• _Information provided_:
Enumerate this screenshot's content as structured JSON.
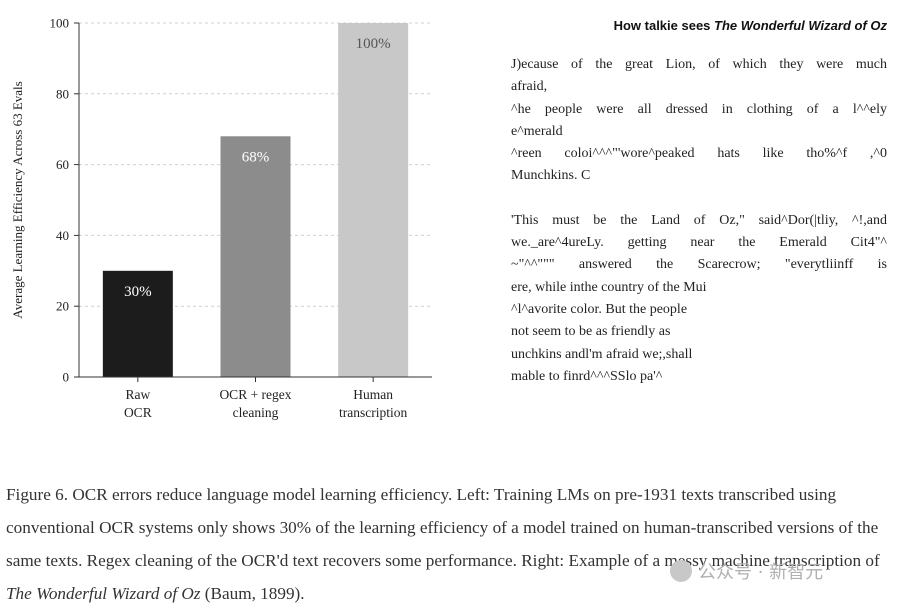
{
  "chart_data": {
    "type": "bar",
    "categories": [
      [
        "Raw",
        "OCR"
      ],
      [
        "OCR + regex",
        "cleaning"
      ],
      [
        "Human",
        "transcription"
      ]
    ],
    "values": [
      30,
      68,
      100
    ],
    "data_labels": [
      "30%",
      "68%",
      "100%"
    ],
    "bar_colors": [
      "#1c1c1c",
      "#8c8c8c",
      "#c8c8c8"
    ],
    "label_colors": [
      "#ffffff",
      "#ffffff",
      "#555555"
    ],
    "ylabel": "Average Learning Efficiency Across 63 Evals",
    "ylim": [
      0,
      100
    ],
    "yticks": [
      0,
      20,
      40,
      60,
      80,
      100
    ],
    "grid": true
  },
  "ocr_panel": {
    "title_prefix": "How talkie sees ",
    "title_book": "The Wonderful Wizard of Oz",
    "lines": [
      {
        "text": "J)ecause of the great Lion, of which they were much",
        "justify": true
      },
      {
        "text": "afraid,",
        "justify": false
      },
      {
        "text": "^he people were all dressed in clothing of a l^^ely",
        "justify": true
      },
      {
        "text": "e^merald",
        "justify": false
      },
      {
        "text": "^reen coloi^^^\"'wore^peaked hats like tho%^f ,^0",
        "justify": true
      },
      {
        "text": "Munchkins. C",
        "justify": false
      },
      {
        "text": "",
        "justify": false
      },
      {
        "text": "'This must be the Land of Oz,\" said^Dor(|tliy, ^!,and",
        "justify": true
      },
      {
        "text": "we._are^4ureLy. getting near the Emerald Cit4\"^",
        "justify": true
      },
      {
        "text": "~\"^^\"\"\" answered the Scarecrow; \"everytliinff is",
        "justify": true
      },
      {
        "text": "ere, while inthe country of the Mui",
        "justify": false
      },
      {
        "text": "^l^avorite color. But the people",
        "justify": false
      },
      {
        "text": "not seem to be as friendly as",
        "justify": false
      },
      {
        "text": "unchkins andl'm afraid we;,shall",
        "justify": false
      },
      {
        "text": "mable to finrd^^^SSlo pa'^",
        "justify": false
      }
    ]
  },
  "caption": {
    "text_main": "Figure 6. OCR errors reduce language model learning efficiency. Left: Training LMs on pre-1931 texts transcribed using conventional OCR systems only shows 30% of the learning efficiency of a model trained on human-transcribed versions of the same texts. Regex cleaning of the OCR'd text recovers some performance. Right: Example of a messy machine transcription of ",
    "book": "The Wonderful Wizard of Oz",
    "text_end": " (Baum, 1899)."
  },
  "watermark": {
    "text": "公众号 · 新智元"
  }
}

• _Exercise description_:
Exactly how many lines in the data above contain the word "transcription"? Respond with the number and nothing more.

• _Answer to this problem_:
2